TASK OBJECTIVE =>
In the material below, the lines containing the word "title" are required; copy each of them.

RECORDS TO USE =>
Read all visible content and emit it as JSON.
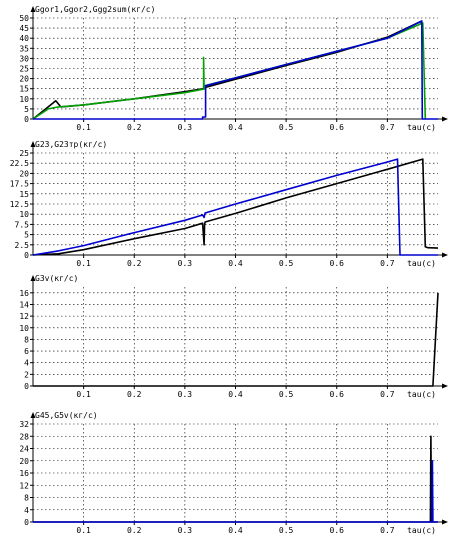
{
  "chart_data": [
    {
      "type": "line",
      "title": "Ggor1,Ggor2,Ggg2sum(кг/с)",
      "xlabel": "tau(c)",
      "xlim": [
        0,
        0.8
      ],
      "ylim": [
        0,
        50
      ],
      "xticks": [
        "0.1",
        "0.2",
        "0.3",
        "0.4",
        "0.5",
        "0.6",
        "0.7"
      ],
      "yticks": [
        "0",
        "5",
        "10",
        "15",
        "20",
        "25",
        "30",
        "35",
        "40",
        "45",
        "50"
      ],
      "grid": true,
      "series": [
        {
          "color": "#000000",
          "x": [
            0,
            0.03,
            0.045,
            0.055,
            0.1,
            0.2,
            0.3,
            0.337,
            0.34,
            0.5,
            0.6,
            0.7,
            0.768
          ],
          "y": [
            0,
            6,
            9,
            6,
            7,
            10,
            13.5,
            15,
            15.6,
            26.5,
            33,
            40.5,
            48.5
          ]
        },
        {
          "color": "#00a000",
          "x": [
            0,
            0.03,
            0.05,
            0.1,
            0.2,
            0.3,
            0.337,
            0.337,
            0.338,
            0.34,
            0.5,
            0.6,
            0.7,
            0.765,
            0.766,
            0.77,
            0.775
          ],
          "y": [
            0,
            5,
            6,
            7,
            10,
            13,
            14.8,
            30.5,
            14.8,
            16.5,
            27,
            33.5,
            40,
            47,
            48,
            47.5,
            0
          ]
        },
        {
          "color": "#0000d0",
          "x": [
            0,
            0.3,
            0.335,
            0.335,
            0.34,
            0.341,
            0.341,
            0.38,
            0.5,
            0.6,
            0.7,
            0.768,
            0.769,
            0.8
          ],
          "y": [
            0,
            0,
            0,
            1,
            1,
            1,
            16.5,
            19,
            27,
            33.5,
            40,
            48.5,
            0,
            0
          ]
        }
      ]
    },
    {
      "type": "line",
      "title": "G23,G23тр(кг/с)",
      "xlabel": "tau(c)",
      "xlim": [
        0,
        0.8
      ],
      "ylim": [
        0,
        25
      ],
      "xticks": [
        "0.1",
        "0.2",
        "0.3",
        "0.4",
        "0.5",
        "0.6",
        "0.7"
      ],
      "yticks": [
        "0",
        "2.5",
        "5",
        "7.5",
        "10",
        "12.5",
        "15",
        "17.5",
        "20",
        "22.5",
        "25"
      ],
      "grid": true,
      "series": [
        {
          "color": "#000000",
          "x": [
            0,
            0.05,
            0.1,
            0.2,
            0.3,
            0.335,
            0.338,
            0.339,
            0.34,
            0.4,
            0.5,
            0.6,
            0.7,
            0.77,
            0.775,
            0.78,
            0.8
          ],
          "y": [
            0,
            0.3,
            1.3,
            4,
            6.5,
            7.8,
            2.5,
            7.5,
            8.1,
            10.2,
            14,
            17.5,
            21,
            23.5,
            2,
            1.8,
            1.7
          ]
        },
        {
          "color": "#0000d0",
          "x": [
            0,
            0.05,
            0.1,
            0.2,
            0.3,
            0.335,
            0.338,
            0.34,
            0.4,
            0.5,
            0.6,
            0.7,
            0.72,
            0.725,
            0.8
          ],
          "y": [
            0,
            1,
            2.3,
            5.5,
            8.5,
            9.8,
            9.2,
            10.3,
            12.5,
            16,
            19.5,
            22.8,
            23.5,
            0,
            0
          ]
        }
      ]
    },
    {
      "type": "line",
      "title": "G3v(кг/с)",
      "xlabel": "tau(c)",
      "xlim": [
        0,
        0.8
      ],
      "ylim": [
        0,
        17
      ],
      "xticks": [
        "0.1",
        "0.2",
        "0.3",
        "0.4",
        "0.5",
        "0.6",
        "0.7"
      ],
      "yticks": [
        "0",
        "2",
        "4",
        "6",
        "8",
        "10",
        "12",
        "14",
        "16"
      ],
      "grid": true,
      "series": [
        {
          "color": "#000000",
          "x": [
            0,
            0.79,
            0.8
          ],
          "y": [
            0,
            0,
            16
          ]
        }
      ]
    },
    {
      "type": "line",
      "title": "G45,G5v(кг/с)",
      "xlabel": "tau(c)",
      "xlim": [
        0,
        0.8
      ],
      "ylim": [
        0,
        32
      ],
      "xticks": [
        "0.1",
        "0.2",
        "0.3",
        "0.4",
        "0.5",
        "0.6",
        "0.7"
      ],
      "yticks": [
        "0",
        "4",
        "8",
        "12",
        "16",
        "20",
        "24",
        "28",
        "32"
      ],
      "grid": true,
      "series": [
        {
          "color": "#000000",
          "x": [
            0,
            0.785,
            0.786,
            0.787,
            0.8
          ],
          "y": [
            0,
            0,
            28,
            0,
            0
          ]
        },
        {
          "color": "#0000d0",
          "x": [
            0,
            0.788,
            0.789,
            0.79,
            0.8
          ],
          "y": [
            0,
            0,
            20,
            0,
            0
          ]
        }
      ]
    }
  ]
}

THE RESULT =>
      "title": "Ggor1,Ggor2,Ggg2sum(кг/с)",
      "title": "G23,G23тр(кг/с)",
      "title": "G3v(кг/с)",
      "title": "G45,G5v(кг/с)",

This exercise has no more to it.